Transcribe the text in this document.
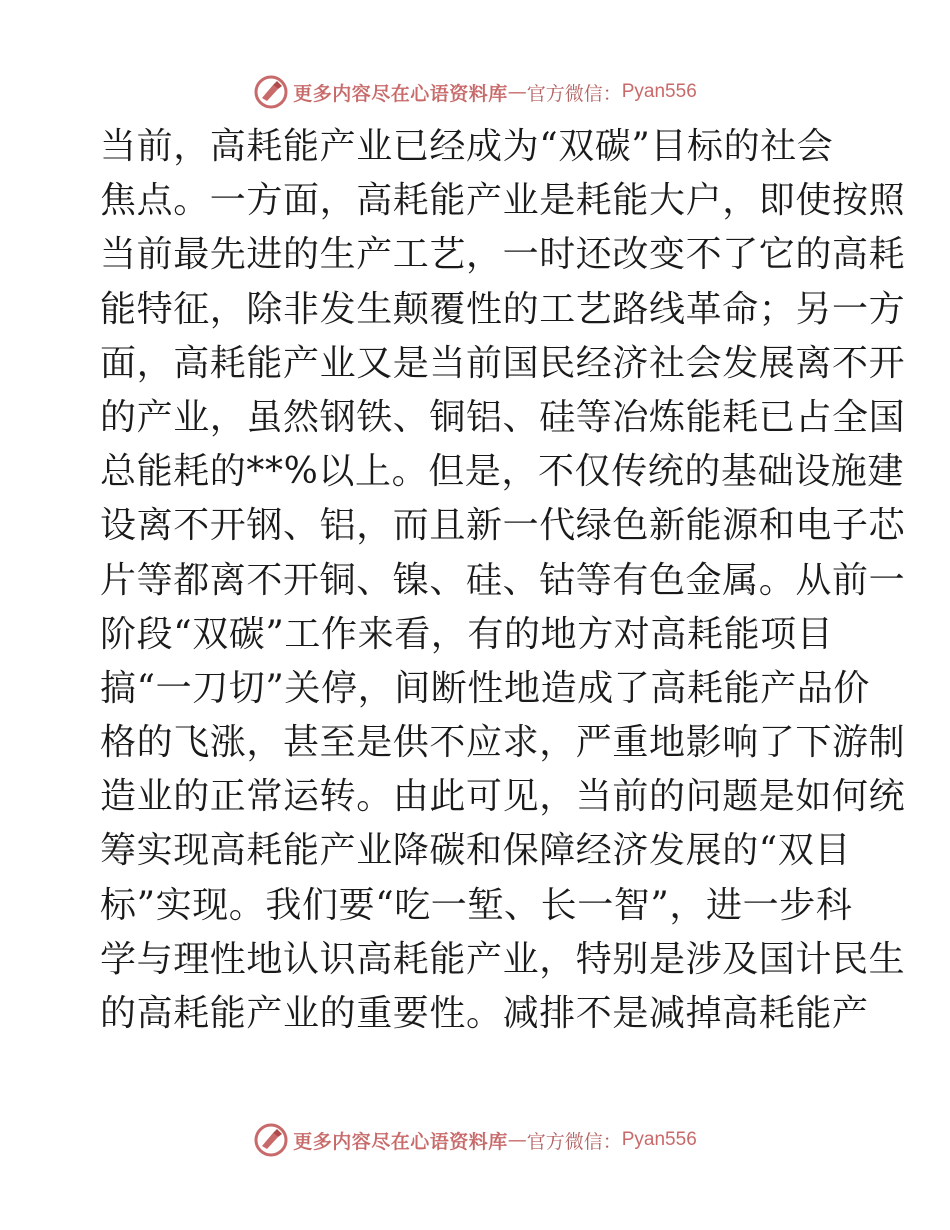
更多内容尽在心语资料库 — 官方微信： Pyan556
当前，高耗能产业已经成为“双碳”目标的社会
焦点。一方面，高耗能产业是耗能大户，即使按照
当前最先进的生产工艺，一时还改变不了它的高耗
能特征，除非发生颠覆性的工艺路线革命；另一方
面，高耗能产业又是当前国民经济社会发展离不开
的产业，虽然钢铁、铜铝、硅等冶炼能耗已占全国
总能耗的**%以上。但是，不仅传统的基础设施建
设离不开钢、铝，而且新一代绿色新能源和电子芯
片等都离不开铜、镍、硅、钴等有色金属。从前一
阶段“双碳”工作来看，有的地方对高耗能项目
搞“一刀切”关停，间断性地造成了高耗能产品价
格的飞涨，甚至是供不应求，严重地影响了下游制
造业的正常运转。由此可见，当前的问题是如何统
筹实现高耗能产业降碳和保障经济发展的“双目
标”实现。我们要“吃一堑、长一智”，进一步科
学与理性地认识高耗能产业，特别是涉及国计民生
的高耗能产业的重要性。减排不是减掉高耗能产
更多内容尽在心语资料库 — 官方微信： Pyan556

EXERCISE TASK
Retype each record exactly as it stands, but do not include the pictures.

REPLY
Transcribe the text in this document.
更多内容尽在心语资料库 — 官方微信： Pyan556
当前，高耗能产业已经成为“双碳”目标的社会
焦点。一方面，高耗能产业是耗能大户，即使按照
当前最先进的生产工艺，一时还改变不了它的高耗
能特征，除非发生颠覆性的工艺路线革命；另一方
面，高耗能产业又是当前国民经济社会发展离不开
的产业，虽然钢铁、铜铝、硅等冶炼能耗已占全国
总能耗的**%以上。但是，不仅传统的基础设施建
设离不开钢、铝，而且新一代绿色新能源和电子芯
片等都离不开铜、镍、硅、钴等有色金属。从前一
阶段“双碳”工作来看，有的地方对高耗能项目
搞“一刀切”关停，间断性地造成了高耗能产品价
格的飞涨，甚至是供不应求，严重地影响了下游制
造业的正常运转。由此可见，当前的问题是如何统
筹实现高耗能产业降碳和保障经济发展的“双目
标”实现。我们要“吃一堑、长一智”，进一步科
学与理性地认识高耗能产业，特别是涉及国计民生
的高耗能产业的重要性。减排不是减掉高耗能产
更多内容尽在心语资料库 — 官方微信： Pyan556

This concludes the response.